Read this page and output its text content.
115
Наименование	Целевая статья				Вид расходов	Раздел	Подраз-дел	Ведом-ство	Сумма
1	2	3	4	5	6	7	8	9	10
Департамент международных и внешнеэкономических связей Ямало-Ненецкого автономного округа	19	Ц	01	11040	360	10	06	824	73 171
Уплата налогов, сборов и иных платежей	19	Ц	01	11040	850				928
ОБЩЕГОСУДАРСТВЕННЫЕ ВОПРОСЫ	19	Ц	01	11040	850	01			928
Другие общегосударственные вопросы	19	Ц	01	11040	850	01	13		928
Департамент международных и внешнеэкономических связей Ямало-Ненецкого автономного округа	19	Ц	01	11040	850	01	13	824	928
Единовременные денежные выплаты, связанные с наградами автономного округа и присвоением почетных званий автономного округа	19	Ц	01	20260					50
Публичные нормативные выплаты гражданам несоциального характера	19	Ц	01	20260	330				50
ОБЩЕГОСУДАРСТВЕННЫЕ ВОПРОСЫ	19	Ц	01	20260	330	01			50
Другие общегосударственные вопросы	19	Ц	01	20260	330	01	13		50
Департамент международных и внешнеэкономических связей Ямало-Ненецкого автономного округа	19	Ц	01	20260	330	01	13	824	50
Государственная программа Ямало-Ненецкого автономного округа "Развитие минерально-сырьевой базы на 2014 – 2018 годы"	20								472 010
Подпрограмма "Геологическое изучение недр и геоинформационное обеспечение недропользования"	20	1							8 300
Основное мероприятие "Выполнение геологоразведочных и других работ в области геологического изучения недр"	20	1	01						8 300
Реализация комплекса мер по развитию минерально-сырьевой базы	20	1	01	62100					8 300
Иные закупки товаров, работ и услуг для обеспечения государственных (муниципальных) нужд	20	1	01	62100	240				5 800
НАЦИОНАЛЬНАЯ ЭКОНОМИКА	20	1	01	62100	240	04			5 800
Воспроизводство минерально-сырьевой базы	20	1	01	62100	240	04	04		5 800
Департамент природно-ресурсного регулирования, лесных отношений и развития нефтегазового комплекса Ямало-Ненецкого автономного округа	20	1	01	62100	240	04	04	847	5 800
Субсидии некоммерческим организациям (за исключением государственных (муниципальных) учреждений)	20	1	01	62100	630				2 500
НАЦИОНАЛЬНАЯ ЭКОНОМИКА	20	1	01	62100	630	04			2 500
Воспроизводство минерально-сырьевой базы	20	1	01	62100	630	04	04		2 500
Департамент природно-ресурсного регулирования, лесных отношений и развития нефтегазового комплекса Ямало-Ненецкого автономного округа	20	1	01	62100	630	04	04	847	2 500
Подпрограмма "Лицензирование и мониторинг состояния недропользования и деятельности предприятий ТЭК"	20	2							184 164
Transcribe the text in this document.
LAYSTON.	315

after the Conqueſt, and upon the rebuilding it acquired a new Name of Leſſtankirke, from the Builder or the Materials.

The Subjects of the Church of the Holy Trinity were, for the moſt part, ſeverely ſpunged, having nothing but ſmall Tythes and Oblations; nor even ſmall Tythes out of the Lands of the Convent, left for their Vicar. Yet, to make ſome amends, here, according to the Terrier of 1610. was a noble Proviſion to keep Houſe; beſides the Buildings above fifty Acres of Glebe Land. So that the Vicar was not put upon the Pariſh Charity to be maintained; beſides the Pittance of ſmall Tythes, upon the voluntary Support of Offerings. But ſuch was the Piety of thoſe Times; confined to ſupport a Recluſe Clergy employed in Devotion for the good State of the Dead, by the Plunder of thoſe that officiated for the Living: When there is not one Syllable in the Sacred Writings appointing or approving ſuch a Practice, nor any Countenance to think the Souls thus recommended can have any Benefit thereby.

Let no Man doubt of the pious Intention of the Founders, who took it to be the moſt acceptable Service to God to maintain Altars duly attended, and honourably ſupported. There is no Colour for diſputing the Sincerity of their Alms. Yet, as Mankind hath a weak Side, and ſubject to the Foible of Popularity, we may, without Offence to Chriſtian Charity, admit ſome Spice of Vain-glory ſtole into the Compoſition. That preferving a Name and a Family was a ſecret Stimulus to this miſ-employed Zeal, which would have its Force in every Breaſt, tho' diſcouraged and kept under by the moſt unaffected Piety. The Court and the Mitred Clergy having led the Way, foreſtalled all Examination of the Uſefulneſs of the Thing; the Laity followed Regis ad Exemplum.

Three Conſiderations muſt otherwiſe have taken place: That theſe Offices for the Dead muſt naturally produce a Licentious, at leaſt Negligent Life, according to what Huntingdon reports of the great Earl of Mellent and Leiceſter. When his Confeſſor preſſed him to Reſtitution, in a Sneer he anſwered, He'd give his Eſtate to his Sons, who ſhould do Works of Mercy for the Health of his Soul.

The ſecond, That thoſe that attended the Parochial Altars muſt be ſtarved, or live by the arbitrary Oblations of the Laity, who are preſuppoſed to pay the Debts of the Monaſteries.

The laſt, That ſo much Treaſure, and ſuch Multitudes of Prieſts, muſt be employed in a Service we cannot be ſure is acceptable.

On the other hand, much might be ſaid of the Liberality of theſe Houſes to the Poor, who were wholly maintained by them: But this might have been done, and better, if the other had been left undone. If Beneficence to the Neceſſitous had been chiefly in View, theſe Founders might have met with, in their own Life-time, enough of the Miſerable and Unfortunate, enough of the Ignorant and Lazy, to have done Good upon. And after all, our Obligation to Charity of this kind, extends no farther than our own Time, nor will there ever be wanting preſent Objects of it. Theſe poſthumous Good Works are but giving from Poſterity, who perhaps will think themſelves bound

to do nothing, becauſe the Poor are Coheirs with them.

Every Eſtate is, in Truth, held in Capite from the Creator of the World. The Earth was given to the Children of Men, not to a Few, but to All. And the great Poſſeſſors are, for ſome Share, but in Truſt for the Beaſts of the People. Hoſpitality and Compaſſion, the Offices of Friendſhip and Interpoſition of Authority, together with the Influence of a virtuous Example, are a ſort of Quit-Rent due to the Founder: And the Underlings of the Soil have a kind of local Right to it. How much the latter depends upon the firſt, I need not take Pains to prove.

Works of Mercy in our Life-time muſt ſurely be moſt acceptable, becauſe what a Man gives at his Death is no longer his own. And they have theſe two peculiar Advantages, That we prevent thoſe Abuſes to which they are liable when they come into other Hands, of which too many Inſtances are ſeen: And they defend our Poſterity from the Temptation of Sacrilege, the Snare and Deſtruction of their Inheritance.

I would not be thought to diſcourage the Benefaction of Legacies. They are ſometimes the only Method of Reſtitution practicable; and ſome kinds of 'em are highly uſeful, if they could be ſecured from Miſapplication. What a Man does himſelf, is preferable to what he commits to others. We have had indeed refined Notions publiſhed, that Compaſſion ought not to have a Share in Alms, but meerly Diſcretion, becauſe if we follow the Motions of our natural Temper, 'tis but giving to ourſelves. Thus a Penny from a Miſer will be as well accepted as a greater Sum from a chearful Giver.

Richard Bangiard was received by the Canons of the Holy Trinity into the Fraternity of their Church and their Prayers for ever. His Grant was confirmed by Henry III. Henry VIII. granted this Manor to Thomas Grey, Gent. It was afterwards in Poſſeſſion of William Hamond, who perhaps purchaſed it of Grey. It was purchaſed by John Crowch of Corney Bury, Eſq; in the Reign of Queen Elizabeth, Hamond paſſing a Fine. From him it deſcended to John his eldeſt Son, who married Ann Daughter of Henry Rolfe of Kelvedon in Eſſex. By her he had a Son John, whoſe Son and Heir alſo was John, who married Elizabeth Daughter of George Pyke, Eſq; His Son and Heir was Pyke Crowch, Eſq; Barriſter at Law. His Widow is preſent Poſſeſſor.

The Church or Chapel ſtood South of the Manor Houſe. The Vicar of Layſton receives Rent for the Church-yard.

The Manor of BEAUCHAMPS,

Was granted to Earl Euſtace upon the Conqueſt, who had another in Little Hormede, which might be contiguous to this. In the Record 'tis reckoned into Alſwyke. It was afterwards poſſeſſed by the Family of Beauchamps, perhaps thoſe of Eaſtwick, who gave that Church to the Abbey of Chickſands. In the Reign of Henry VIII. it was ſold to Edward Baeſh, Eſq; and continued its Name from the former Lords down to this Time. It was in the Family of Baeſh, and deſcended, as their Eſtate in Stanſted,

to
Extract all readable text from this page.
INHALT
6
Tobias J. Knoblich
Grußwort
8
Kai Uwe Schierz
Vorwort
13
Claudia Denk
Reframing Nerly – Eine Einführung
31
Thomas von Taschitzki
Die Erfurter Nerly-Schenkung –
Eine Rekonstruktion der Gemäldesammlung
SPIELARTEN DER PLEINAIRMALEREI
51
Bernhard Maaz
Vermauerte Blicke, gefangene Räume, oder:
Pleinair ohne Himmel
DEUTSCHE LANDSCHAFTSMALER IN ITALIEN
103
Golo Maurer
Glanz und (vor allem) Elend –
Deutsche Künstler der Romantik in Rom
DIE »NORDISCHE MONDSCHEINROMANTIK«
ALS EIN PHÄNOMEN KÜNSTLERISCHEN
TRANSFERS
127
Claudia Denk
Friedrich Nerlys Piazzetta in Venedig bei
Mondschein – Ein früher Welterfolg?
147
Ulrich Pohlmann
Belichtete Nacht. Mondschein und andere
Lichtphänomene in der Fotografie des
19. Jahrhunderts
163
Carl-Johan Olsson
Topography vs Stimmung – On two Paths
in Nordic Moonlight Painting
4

********

▶ [To do]:
Copy all lines in the listing above where the string "they" appears.

▶ [Answer for this exercise]:
Works of Mercy in our Life-time muſt ſurely be moſt acceptable, becauſe what a Man gives at his Death is no longer his own. And they have theſe two peculiar Advantages, That we prevent thoſe Abuſes to which they are liable when they come into other Hands, of which too many Inſtances are ſeen: And they defend our Poſterity from the Temptation of Sacrilege, the Snare and Deſtruction of their Inheritance.
I would not be thought to diſcourage the Benefaction of Legacies. They are ſometimes the only Method of Reſtitution practicable; and ſome kinds of 'em are highly uſeful, if they could be ſecured from Miſapplication. What a Man does himſelf, is preferable to what he commits to others. We have had indeed refined Notions publiſhed, that Compaſſion ought not to have a Share in Alms, but meerly Diſcretion, becauſe if we follow the Motions of our natural Temper, 'tis but giving to ourſelves. Thus a Penny from a Miſer will be as well accepted as a greater Sum from a chearful Giver.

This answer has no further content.